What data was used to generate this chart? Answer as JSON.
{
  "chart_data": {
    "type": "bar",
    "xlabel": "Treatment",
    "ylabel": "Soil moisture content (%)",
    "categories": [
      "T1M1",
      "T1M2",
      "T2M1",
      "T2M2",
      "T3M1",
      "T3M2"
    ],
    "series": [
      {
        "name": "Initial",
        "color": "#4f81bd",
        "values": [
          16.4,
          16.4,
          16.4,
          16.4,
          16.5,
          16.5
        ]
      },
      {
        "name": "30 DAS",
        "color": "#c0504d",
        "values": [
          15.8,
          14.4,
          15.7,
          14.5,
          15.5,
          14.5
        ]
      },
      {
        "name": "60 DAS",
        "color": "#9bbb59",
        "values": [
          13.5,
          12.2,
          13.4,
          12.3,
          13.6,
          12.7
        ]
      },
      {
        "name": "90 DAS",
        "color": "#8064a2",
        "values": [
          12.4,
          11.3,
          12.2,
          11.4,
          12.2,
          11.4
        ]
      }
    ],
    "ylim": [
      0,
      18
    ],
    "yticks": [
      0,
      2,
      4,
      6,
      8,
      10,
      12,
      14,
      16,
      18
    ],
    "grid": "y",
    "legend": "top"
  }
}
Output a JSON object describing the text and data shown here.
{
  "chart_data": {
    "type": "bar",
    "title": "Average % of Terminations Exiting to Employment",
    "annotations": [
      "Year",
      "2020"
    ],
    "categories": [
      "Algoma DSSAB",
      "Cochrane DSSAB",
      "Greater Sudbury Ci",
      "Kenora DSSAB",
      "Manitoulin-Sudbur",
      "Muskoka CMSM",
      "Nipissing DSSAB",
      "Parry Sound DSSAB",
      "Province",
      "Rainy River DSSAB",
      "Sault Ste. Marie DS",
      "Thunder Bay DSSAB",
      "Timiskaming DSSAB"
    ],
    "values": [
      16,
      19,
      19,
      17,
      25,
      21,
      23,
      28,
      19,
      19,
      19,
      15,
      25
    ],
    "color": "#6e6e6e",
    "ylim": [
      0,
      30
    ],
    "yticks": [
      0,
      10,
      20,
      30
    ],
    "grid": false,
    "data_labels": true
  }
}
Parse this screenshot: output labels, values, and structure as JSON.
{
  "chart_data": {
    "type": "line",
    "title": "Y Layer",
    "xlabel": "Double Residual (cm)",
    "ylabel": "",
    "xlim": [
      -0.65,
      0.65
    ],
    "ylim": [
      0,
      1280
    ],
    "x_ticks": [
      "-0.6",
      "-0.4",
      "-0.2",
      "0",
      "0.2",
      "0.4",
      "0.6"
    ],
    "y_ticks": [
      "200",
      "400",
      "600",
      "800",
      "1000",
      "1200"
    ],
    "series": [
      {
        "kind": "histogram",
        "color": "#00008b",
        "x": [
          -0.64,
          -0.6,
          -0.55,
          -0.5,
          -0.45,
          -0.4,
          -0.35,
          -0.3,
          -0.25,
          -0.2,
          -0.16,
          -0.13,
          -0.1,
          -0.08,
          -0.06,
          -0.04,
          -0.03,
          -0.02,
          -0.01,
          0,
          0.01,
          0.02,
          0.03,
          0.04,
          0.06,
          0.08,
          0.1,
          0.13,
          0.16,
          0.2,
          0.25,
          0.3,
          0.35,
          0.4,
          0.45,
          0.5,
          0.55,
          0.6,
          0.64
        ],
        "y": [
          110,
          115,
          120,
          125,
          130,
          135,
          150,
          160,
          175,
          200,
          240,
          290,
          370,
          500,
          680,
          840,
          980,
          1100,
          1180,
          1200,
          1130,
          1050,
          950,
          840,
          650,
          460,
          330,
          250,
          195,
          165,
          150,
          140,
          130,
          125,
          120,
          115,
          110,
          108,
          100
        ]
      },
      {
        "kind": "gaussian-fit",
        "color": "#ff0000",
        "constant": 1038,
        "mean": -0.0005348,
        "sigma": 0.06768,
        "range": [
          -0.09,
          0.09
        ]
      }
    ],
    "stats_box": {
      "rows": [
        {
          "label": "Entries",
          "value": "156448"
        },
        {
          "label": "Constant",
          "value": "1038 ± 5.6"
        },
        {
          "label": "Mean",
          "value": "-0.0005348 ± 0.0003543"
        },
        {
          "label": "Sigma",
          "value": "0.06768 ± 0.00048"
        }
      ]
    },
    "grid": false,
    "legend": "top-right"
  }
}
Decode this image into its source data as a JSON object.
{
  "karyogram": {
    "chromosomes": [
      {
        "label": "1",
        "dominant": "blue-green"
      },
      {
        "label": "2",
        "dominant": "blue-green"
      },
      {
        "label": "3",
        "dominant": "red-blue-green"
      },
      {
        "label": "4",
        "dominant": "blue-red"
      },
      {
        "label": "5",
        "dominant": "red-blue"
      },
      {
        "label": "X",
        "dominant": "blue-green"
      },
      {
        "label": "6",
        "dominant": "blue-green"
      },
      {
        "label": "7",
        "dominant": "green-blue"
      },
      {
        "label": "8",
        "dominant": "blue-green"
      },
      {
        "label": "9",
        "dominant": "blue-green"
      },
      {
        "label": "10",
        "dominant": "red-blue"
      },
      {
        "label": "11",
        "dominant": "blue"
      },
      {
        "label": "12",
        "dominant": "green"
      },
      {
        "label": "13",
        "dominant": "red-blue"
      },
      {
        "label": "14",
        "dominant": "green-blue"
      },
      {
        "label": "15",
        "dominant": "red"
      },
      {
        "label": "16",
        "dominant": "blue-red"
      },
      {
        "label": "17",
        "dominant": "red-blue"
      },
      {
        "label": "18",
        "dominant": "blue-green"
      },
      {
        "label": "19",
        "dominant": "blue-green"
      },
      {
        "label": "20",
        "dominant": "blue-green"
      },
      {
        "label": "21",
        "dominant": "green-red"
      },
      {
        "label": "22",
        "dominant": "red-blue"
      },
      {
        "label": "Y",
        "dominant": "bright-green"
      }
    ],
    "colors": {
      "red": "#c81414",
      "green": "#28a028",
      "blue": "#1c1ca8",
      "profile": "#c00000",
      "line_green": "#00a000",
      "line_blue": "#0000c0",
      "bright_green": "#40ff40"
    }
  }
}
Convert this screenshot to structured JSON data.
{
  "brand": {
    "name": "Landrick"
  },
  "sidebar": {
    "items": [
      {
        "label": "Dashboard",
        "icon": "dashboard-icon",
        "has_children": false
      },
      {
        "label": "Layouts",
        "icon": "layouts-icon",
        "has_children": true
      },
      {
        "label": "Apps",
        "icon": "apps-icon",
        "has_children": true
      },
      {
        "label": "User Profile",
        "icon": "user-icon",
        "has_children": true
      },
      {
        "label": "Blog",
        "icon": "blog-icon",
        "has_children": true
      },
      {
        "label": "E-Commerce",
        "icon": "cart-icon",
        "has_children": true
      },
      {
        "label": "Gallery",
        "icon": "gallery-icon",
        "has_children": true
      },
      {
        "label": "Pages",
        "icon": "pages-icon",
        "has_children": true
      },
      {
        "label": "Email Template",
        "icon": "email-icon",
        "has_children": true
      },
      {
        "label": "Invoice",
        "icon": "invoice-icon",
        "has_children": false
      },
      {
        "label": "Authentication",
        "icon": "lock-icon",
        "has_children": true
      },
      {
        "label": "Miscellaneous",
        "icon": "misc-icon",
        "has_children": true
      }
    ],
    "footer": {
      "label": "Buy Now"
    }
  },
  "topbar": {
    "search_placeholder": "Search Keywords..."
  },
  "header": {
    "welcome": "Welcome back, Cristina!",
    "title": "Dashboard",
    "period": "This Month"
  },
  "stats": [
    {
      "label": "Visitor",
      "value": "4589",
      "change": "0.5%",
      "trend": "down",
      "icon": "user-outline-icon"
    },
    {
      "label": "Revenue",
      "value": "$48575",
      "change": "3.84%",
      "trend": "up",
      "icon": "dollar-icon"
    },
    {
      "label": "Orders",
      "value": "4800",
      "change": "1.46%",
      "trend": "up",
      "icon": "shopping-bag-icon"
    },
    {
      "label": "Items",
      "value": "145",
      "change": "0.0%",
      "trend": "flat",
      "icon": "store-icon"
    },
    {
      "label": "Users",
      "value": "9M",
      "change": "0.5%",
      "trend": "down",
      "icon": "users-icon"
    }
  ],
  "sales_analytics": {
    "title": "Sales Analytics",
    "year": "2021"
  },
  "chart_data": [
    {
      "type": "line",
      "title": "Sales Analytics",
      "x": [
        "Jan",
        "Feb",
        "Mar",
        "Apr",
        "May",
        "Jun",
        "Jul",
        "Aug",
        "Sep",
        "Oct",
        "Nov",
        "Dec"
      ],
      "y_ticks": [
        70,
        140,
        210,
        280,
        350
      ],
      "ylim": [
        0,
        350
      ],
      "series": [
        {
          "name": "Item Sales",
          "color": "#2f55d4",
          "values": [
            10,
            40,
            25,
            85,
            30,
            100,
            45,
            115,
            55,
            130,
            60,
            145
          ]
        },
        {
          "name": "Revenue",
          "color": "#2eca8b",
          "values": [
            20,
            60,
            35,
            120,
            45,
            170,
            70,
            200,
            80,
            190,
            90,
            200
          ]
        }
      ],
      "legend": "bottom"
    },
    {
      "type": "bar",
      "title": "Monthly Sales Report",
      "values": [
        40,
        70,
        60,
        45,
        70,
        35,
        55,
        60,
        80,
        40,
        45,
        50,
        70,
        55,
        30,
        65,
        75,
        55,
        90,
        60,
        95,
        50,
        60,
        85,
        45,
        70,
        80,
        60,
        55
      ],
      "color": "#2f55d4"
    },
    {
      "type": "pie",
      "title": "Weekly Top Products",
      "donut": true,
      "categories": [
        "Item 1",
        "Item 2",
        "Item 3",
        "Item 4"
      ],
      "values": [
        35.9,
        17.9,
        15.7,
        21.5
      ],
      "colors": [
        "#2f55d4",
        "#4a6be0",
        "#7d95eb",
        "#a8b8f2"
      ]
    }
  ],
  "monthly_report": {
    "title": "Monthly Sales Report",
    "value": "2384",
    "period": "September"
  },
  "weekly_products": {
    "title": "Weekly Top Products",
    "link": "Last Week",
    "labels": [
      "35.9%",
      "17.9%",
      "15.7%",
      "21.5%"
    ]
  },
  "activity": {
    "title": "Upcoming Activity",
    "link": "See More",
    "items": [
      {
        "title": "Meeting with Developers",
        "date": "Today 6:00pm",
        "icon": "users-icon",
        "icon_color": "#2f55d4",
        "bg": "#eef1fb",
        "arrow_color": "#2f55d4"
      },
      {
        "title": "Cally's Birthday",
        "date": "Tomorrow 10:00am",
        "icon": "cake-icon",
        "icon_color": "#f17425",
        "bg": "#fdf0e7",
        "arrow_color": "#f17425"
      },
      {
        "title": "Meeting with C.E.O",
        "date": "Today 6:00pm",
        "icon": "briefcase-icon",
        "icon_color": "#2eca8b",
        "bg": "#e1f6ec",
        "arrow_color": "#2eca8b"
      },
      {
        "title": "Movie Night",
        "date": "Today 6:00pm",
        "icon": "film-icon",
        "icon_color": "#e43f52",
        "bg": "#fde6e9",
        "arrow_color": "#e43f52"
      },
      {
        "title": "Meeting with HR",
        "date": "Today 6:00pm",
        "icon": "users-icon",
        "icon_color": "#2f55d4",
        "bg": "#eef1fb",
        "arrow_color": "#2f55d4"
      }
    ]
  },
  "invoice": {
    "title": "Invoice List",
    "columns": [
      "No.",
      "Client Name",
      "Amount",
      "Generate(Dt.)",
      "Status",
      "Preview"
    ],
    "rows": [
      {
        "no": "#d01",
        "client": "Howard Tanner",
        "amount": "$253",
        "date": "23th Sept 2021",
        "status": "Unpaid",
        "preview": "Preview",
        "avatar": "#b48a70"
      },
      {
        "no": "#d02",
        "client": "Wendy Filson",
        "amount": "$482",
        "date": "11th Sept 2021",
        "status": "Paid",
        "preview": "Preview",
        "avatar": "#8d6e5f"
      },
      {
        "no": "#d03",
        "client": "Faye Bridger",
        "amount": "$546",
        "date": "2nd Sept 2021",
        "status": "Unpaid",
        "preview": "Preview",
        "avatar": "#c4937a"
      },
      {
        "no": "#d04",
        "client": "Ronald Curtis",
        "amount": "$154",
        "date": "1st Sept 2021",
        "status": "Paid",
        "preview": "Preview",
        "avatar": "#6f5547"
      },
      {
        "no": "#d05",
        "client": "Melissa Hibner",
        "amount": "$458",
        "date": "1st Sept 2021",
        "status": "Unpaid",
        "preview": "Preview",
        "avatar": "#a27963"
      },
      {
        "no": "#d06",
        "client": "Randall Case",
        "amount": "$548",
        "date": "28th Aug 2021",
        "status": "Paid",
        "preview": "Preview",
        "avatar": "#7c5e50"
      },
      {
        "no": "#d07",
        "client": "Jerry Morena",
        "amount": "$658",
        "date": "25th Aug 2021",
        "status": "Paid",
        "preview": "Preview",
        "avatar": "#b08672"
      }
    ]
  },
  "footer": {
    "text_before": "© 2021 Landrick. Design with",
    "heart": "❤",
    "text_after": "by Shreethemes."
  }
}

=== EXERCISE DETAILS ===
Look over the listing. Pull out every line with the string "screenshot" in it.

=== THE ANSWER ===
Parse this screenshot: output labels, values, and structure as JSON.
Convert this screenshot to structured JSON data.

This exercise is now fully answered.